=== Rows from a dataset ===
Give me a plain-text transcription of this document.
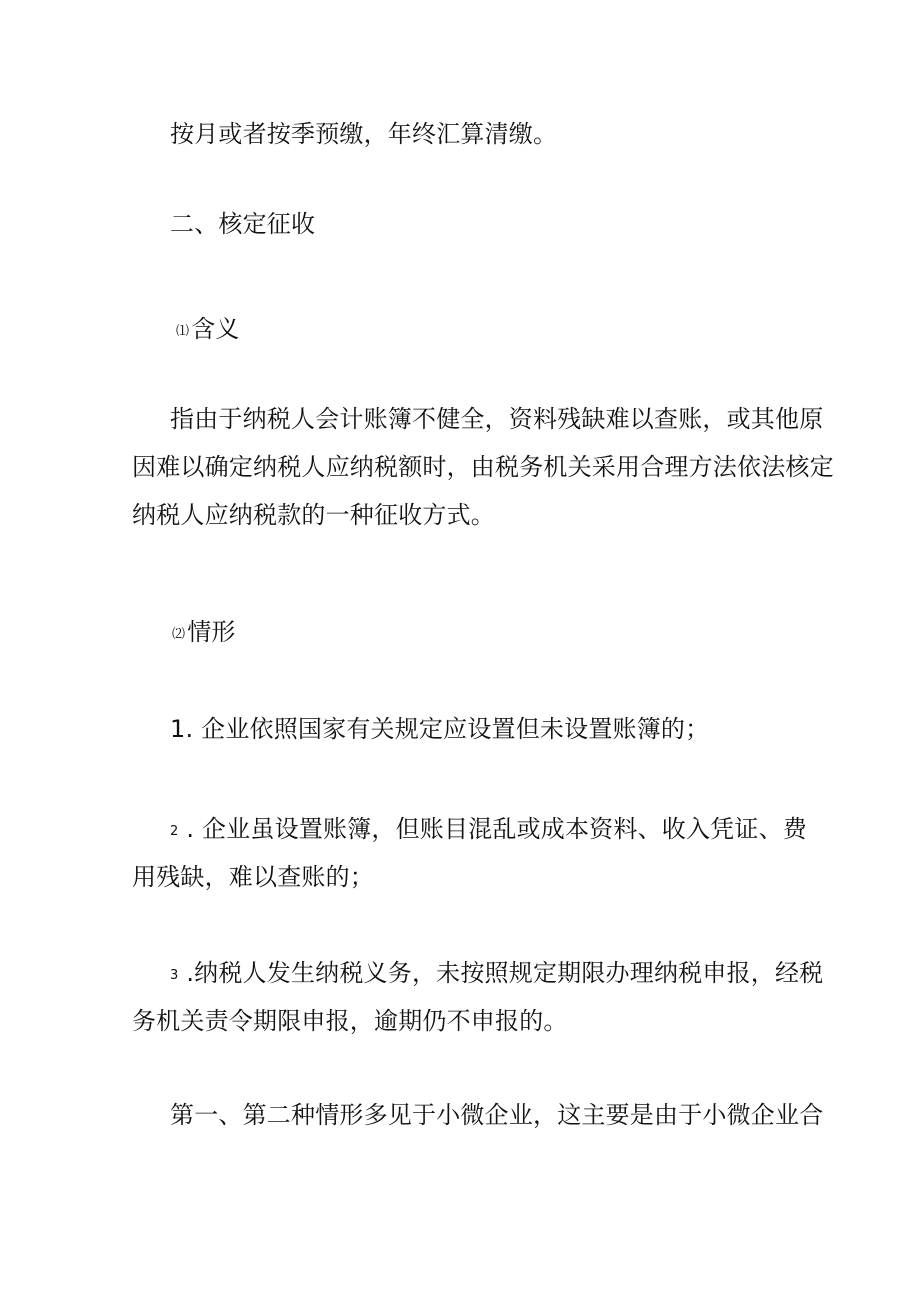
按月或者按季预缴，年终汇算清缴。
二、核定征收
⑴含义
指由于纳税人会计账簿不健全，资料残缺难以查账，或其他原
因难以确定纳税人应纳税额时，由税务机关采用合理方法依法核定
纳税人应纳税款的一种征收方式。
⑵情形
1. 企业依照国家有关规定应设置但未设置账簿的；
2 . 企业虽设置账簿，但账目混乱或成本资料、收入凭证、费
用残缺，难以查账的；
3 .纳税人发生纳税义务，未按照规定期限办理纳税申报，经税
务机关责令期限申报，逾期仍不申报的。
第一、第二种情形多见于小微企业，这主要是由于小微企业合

=== Aim ===
Exact duplication of all the records is required; pictures are omitted from the copy.

=== Response to the exercise ===
Give me a plain-text transcription of this document.
按月或者按季预缴，年终汇算清缴。
二、核定征收
⑴含义
指由于纳税人会计账簿不健全，资料残缺难以查账，或其他原
因难以确定纳税人应纳税额时，由税务机关采用合理方法依法核定
纳税人应纳税款的一种征收方式。
⑵情形
1. 企业依照国家有关规定应设置但未设置账簿的；
2 . 企业虽设置账簿，但账目混乱或成本资料、收入凭证、费
用残缺，难以查账的；
3 .纳税人发生纳税义务，未按照规定期限办理纳税申报，经税
务机关责令期限申报，逾期仍不申报的。
第一、第二种情形多见于小微企业，这主要是由于小微企业合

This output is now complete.